Texte fourni:

Le Congrès des élus a finalisé son projet d’autonomie en votant un pouvoir décisionnel pour la future Assemblée des peuples amérindiens. Le quotidien Le Monde du 16 avril sous la plume de Laurent Marot présente la revendication guyanaise et son contexte. A n’en pas douter, tout cela fera écho aux lecteurs d’Iparralde où se posent les questions de notre évolution institutionnelle.
Ils sont arrivés à la collectivité territoriale de Guyane (CTG), à Cayenne, vêtus des costumes traditionnels des peuples autochtones de Guyane, au son du tambour, et sont repartis avec des cris de victoire cinq heures plus tard : samedi, les chefs coutumiers des six « nations » amérindiennes du territoires ont célébré l’adoption par le Congrès des élus d’une résolution qui marque une avancée dans la reconnaissance des droits de leurs communautés, victimes de l’histoire coloniale. Il s’agit des « Teko, Wayana, Wayapi, Paykweneh, Arawak Lokono et Kali’na », soient 15000 Amérindiens, sur 300000 habitants en Guyane.
« La portée de cette résolution, ce sont cinq cent trente-deux ans de résistance à la colonisation », explique en début de congrès, devant les élus, Christophe Yanuwana Pierre, porte-parole des chefs coutumiers « des six peuples autochtones survivants de Guyane », précise-t-il. Le bas du visage noirci par une teinture naturelle utilisée lors de cérémonies, il évoque notamment le « génocide », le « choc bactérien » à l’arrivée des colons européens, ou encore les « homes indiens », des pensionnats religieux où les enfants amérindiens ont été acculturés de force de 1935 à 2023. « Ce besoin de reconnaissance est une étape supplémentaire vers une offre de réparation liée aux violences historiques qui ont marqué à jamais le territoire que nous partageons aujourd’hui », ajoute le porte-parole des autorités coutumières.

Données recueillies:
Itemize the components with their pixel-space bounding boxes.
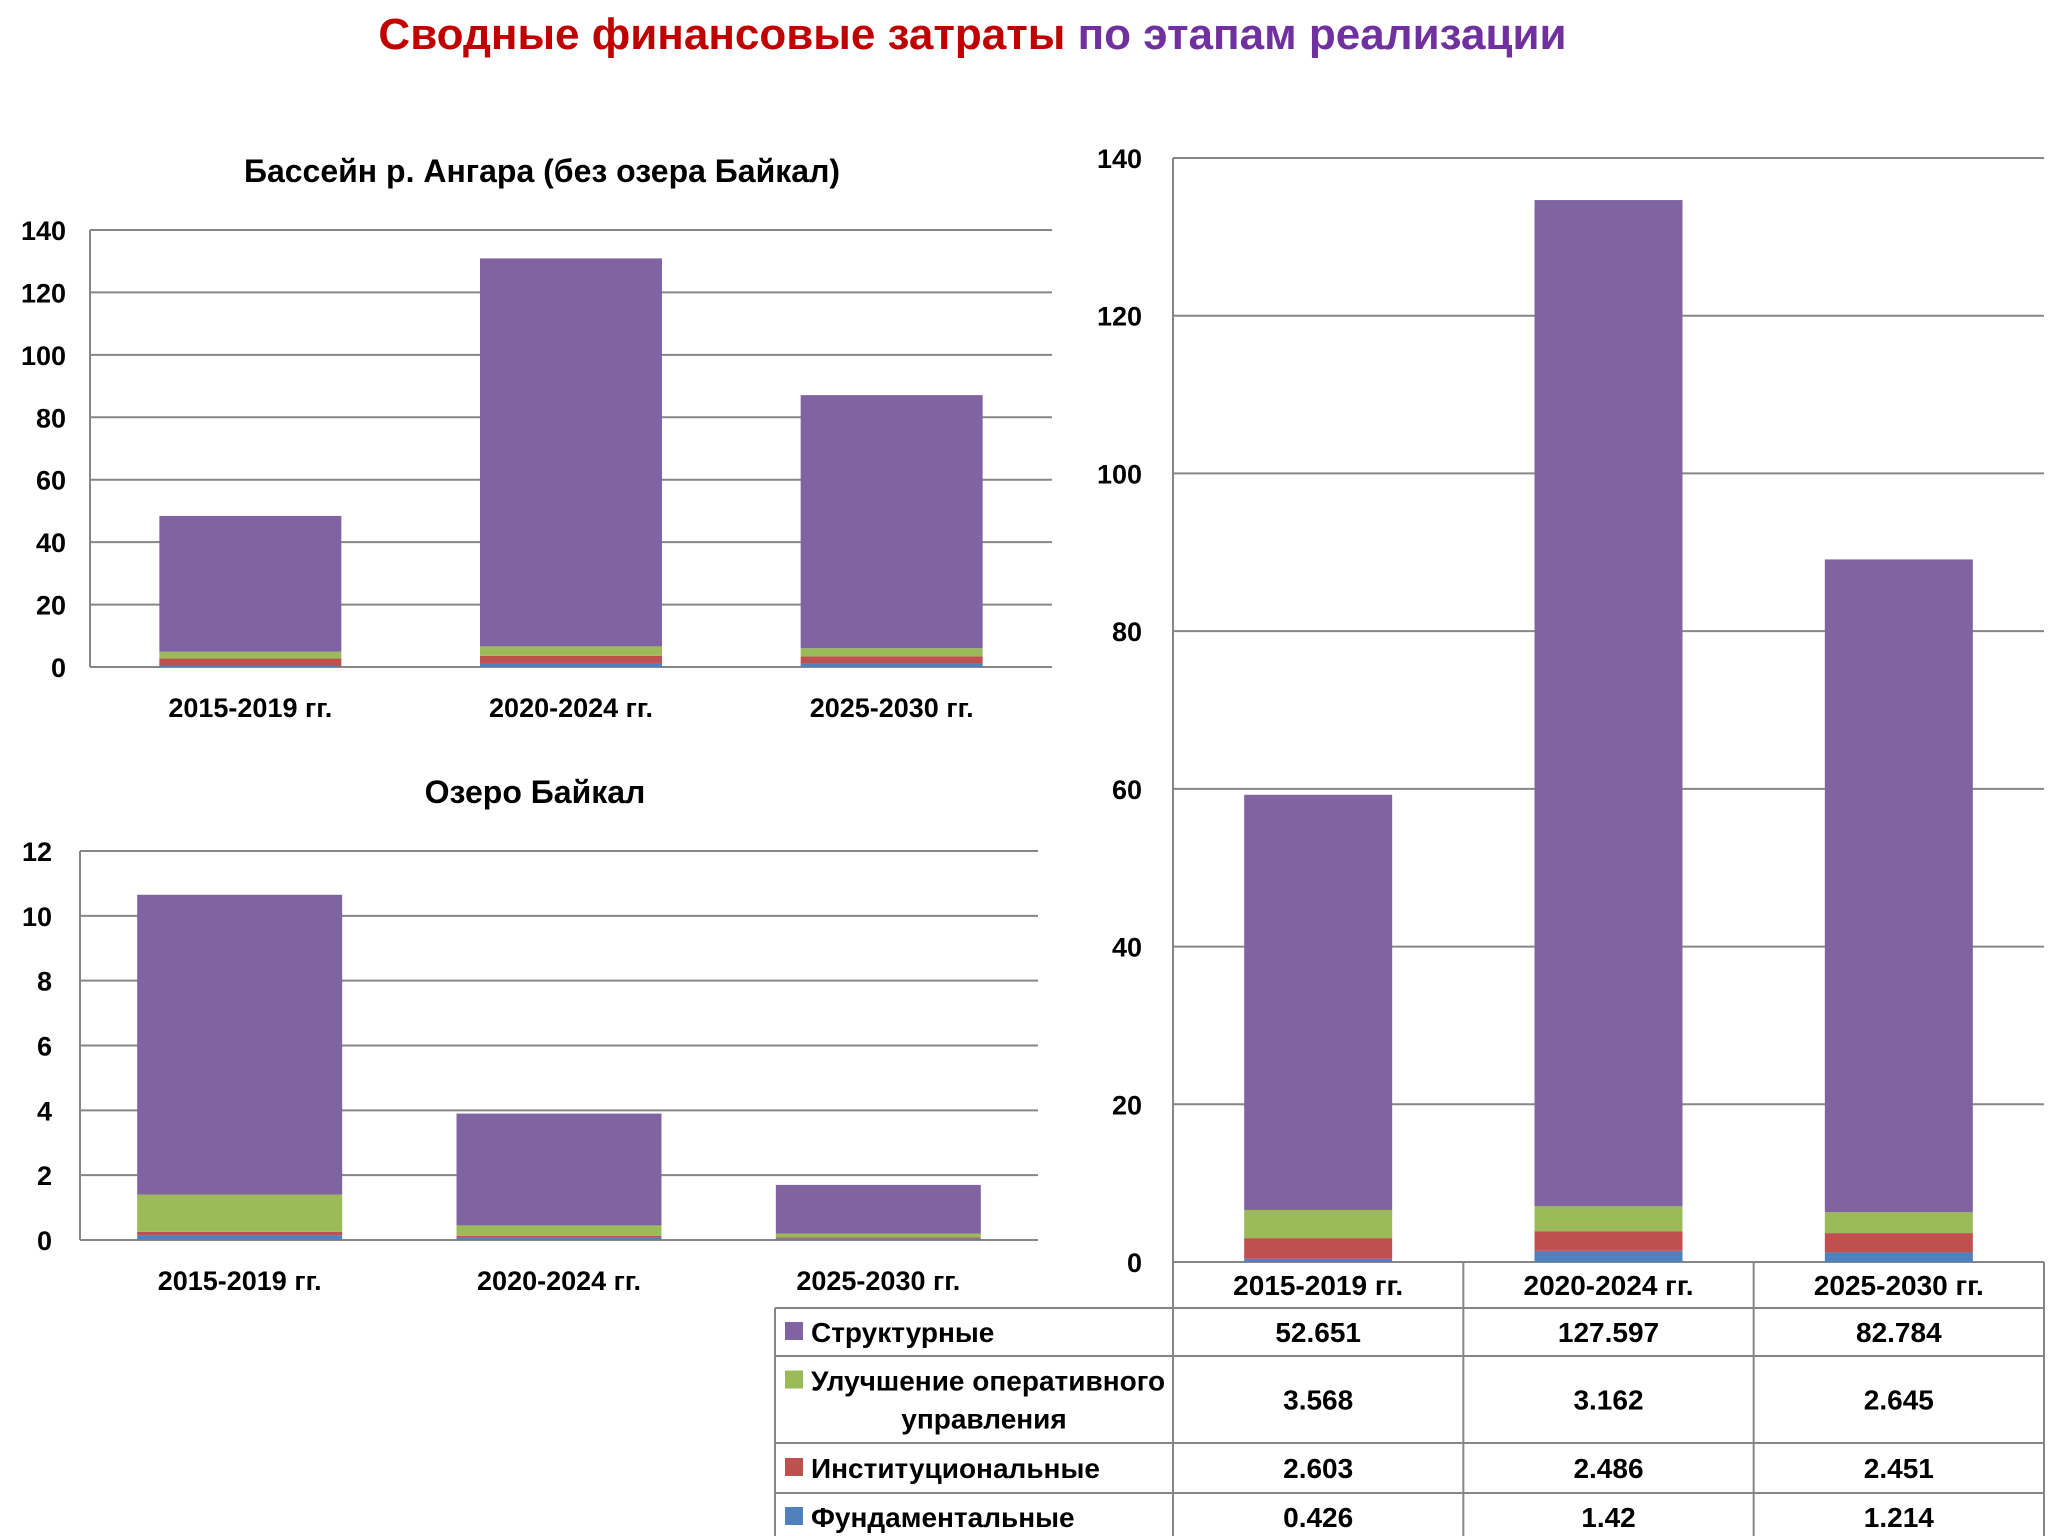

Défi 1: D'après le texte sur l'autonomie de la Guyane, qui est le porte-parole des chefs coutumiers amérindiens ?
Défi 2: Résumez en deux phrases le texte sur l'autonomie de la Guyane.

Corrigé 1: Christophe Yanuwana Pierre.

Corrigé 2: Le Congrès des élus a finalisé son projet d'autonomie en votant un pouvoir décisionnel pour la future Assemblée des peuples amérindiens. À Cayenne, les chefs coutumiers des six nations amérindiennes ont célébré l'adoption d'une résolution qui fait avancer la reconnaissance des droits de leurs communautés, et leur porte-parole, Christophe Yanuwana Pierre, présente ce besoin de reconnaissance comme une étape vers une offre de réparation liée aux violences historiques.